> **Task goal**
Could every line of the data be printed exactly as it reads?

(Records from a dataset)
◆ ◆ ◆

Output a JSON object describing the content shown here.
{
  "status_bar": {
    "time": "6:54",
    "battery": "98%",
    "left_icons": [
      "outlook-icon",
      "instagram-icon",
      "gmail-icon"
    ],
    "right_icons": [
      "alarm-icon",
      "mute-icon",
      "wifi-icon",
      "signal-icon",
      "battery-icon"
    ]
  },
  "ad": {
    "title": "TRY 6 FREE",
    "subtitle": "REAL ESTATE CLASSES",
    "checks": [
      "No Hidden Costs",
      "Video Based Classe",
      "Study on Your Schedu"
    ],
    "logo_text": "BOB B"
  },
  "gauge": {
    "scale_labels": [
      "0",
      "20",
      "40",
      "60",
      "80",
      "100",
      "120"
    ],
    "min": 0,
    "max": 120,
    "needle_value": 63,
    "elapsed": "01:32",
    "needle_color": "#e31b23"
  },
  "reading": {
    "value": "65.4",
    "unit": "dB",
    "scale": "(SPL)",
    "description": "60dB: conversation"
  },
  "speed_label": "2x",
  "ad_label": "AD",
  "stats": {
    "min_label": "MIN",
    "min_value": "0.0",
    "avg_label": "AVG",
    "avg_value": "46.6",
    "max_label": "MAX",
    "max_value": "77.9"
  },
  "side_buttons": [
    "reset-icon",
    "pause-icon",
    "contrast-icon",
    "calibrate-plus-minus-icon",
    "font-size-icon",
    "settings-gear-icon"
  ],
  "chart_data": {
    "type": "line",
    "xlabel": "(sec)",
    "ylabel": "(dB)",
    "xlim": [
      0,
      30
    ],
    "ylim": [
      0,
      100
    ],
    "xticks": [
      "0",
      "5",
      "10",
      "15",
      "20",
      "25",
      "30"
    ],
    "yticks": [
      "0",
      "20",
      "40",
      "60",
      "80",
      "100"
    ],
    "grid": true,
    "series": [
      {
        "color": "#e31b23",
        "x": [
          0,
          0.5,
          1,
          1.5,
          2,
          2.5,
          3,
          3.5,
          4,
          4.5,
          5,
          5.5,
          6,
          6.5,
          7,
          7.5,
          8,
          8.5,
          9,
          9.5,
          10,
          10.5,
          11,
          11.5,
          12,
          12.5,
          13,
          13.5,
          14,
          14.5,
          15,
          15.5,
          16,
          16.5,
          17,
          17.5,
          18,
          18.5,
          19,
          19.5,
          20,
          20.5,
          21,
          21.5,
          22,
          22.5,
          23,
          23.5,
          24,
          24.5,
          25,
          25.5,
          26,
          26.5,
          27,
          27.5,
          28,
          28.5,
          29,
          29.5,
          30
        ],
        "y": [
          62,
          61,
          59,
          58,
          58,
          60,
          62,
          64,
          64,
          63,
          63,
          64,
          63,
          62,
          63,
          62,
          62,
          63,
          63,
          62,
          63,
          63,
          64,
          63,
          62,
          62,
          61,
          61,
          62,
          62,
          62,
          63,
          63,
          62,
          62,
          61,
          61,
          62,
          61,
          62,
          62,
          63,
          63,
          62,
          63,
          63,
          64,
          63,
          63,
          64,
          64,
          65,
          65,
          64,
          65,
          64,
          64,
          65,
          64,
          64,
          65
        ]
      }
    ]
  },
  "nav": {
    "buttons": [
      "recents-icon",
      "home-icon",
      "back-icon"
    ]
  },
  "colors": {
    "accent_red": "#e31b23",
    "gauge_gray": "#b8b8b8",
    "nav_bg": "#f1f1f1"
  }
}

◆ ◆ ◆

> **Answer for this exercise**
Output a JSON object describing the content shown here.
{
  "status_bar": {
    "time": "6:54",
    "battery": "98%",
    "left_icons": [
      "outlook-icon",
      "instagram-icon",
      "gmail-icon"
    ],
    "right_icons": [
      "alarm-icon",
      "mute-icon",
      "wifi-icon",
      "signal-icon",
      "battery-icon"
    ]
  },
  "ad": {
    "title": "TRY 6 FREE",
    "subtitle": "REAL ESTATE CLASSES",
    "checks": [
      "No Hidden Costs",
      "Video Based Classe",
      "Study on Your Schedu"
    ],
    "logo_text": "BOB B"
  },
  "gauge": {
    "scale_labels": [
      "0",
      "20",
      "40",
      "60",
      "80",
      "100",
      "120"
    ],
    "min": 0,
    "max": 120,
    "needle_value": 63,
    "elapsed": "01:32",
    "needle_color": "#e31b23"
  },
  "reading": {
    "value": "65.4",
    "unit": "dB",
    "scale": "(SPL)",
    "description": "60dB: conversation"
  },
  "speed_label": "2x",
  "ad_label": "AD",
  "stats": {
    "min_label": "MIN",
    "min_value": "0.0",
    "avg_label": "AVG",
    "avg_value": "46.6",
    "max_label": "MAX",
    "max_value": "77.9"
  },
  "side_buttons": [
    "reset-icon",
    "pause-icon",
    "contrast-icon",
    "calibrate-plus-minus-icon",
    "font-size-icon",
    "settings-gear-icon"
  ],
  "chart_data": {
    "type": "line",
    "xlabel": "(sec)",
    "ylabel": "(dB)",
    "xlim": [
      0,
      30
    ],
    "ylim": [
      0,
      100
    ],
    "xticks": [
      "0",
      "5",
      "10",
      "15",
      "20",
      "25",
      "30"
    ],
    "yticks": [
      "0",
      "20",
      "40",
      "60",
      "80",
      "100"
    ],
    "grid": true,
    "series": [
      {
        "color": "#e31b23",
        "x": [
          0,
          0.5,
          1,
          1.5,
          2,
          2.5,
          3,
          3.5,
          4,
          4.5,
          5,
          5.5,
          6,
          6.5,
          7,
          7.5,
          8,
          8.5,
          9,
          9.5,
          10,
          10.5,
          11,
          11.5,
          12,
          12.5,
          13,
          13.5,
          14,
          14.5,
          15,
          15.5,
          16,
          16.5,
          17,
          17.5,
          18,
          18.5,
          19,
          19.5,
          20,
          20.5,
          21,
          21.5,
          22,
          22.5,
          23,
          23.5,
          24,
          24.5,
          25,
          25.5,
          26,
          26.5,
          27,
          27.5,
          28,
          28.5,
          29,
          29.5,
          30
        ],
        "y": [
          62,
          61,
          59,
          58,
          58,
          60,
          62,
          64,
          64,
          63,
          63,
          64,
          63,
          62,
          63,
          62,
          62,
          63,
          63,
          62,
          63,
          63,
          64,
          63,
          62,
          62,
          61,
          61,
          62,
          62,
          62,
          63,
          63,
          62,
          62,
          61,
          61,
          62,
          61,
          62,
          62,
          63,
          63,
          62,
          63,
          63,
          64,
          63,
          63,
          64,
          64,
          65,
          65,
          64,
          65,
          64,
          64,
          65,
          64,
          64,
          65
        ]
      }
    ]
  },
  "nav": {
    "buttons": [
      "recents-icon",
      "home-icon",
      "back-icon"
    ]
  },
  "colors": {
    "accent_red": "#e31b23",
    "gauge_gray": "#b8b8b8",
    "nav_bg": "#f1f1f1"
  }
}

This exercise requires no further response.